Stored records
#####
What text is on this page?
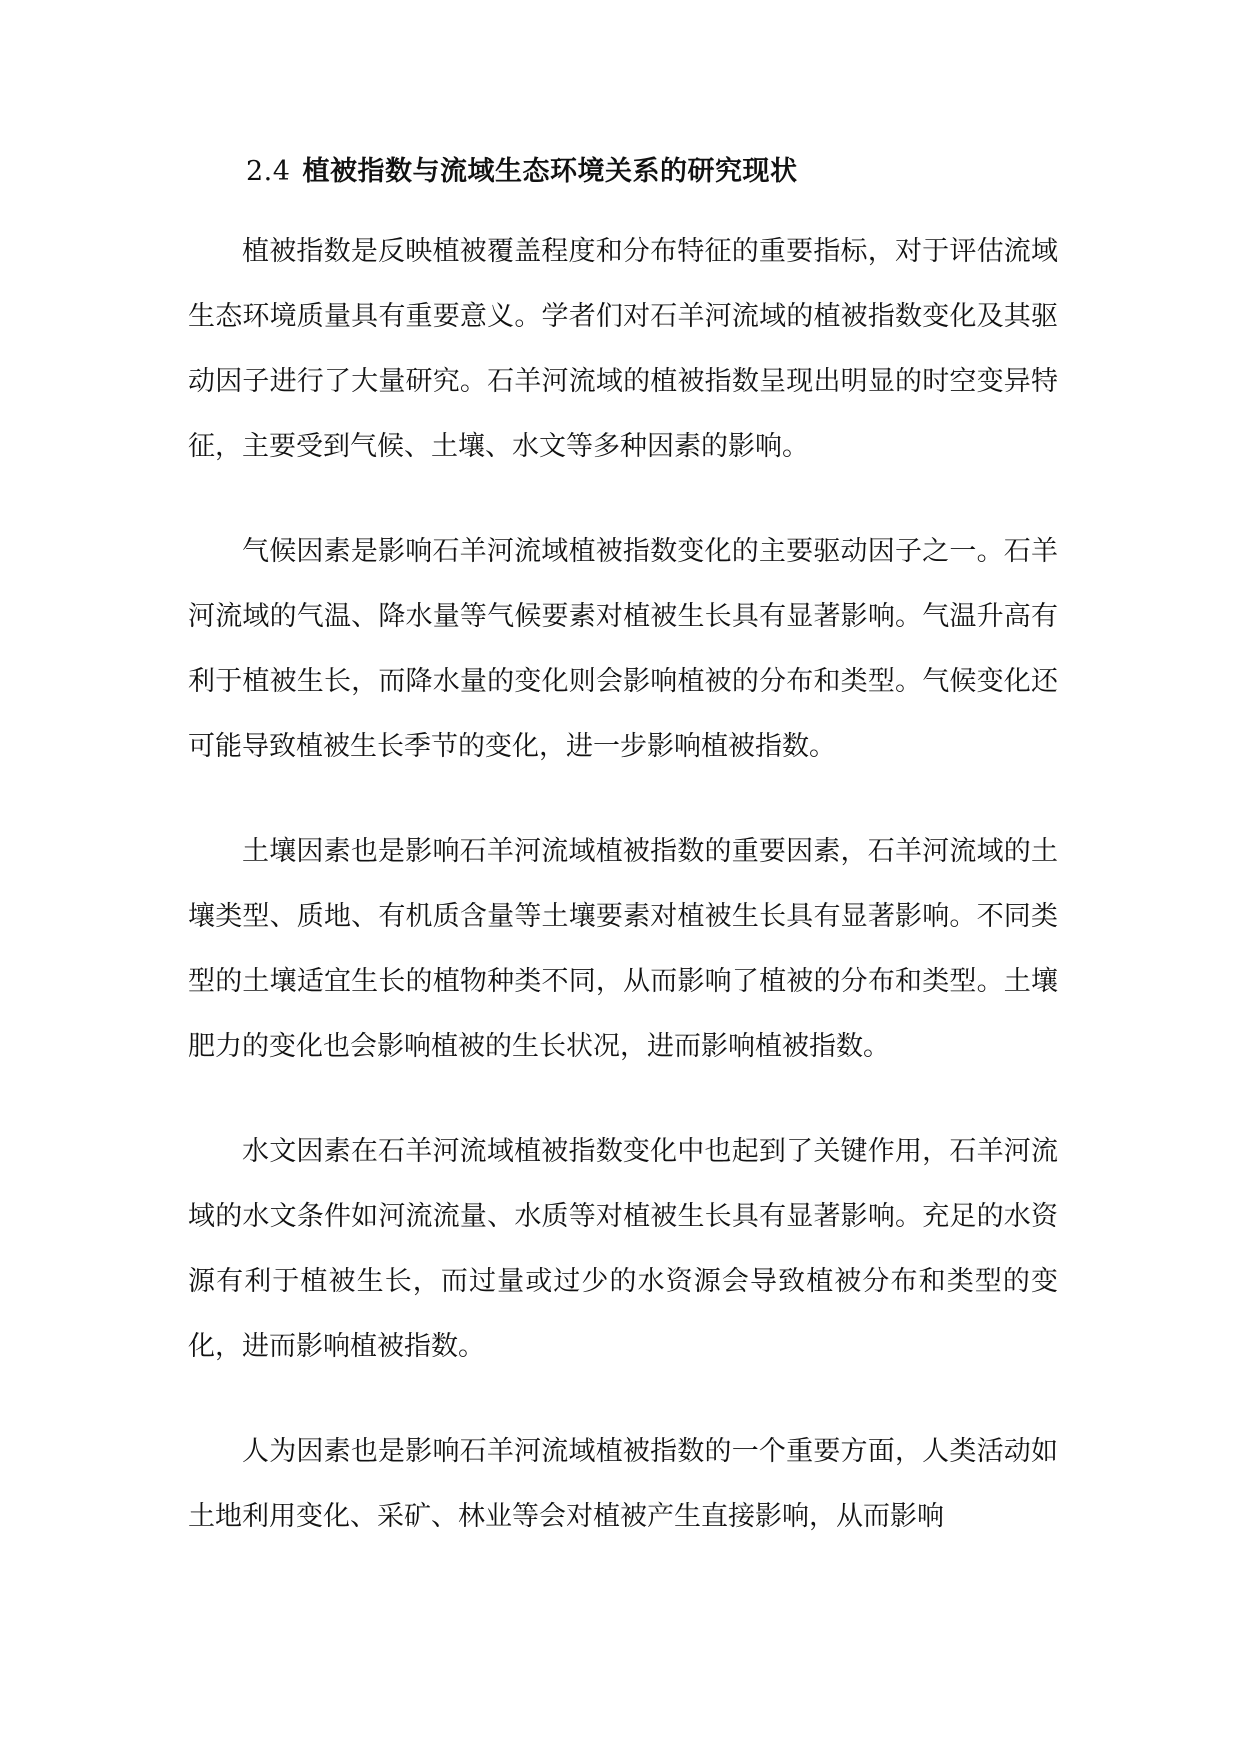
2.4 植被指数与流域生态环境关系的研究现状
植被指数是反映植被覆盖程度和分布特征的重要指标，对于评估流域生态环境质量具有重要意义。学者们对石羊河流域的植被指数变化及其驱动因子进行了大量研究。石羊河流域的植被指数呈现出明显的时空变异特征，主要受到气候、土壤、水文等多种因素的影响。
气候因素是影响石羊河流域植被指数变化的主要驱动因子之一。石羊河流域的气温、降水量等气候要素对植被生长具有显著影响。气温升高有利于植被生长，而降水量的变化则会影响植被的分布和类型。气候变化还可能导致植被生长季节的变化，进一步影响植被指数。
土壤因素也是影响石羊河流域植被指数的重要因素，石羊河流域的土壤类型、质地、有机质含量等土壤要素对植被生长具有显著影响。不同类型的土壤适宜生长的植物种类不同，从而影响了植被的分布和类型。土壤肥力的变化也会影响植被的生长状况，进而影响植被指数。
水文因素在石羊河流域植被指数变化中也起到了关键作用，石羊河流域的水文条件如河流流量、水质等对植被生长具有显著影响。充足的水资源有利于植被生长，而过量或过少的水资源会导致植被分布和类型的变化，进而影响植被指数。
人为因素也是影响石羊河流域植被指数的一个重要方面，人类活动如土地利用变化、采矿、林业等会对植被产生直接影响，从而影响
#####
**What you need to do**
Gather up every line in the data above that contains the word "进而影响植被指数", copying each one.

**Response**
土壤因素也是影响石羊河流域植被指数的重要因素，石羊河流域的土壤类型、质地、有机质含量等土壤要素对植被生长具有显著影响。不同类型的土壤适宜生长的植物种类不同，从而影响了植被的分布和类型。土壤肥力的变化也会影响植被的生长状况，进而影响植被指数。
水文因素在石羊河流域植被指数变化中也起到了关键作用，石羊河流域的水文条件如河流流量、水质等对植被生长具有显著影响。充足的水资源有利于植被生长，而过量或过少的水资源会导致植被分布和类型的变化，进而影响植被指数。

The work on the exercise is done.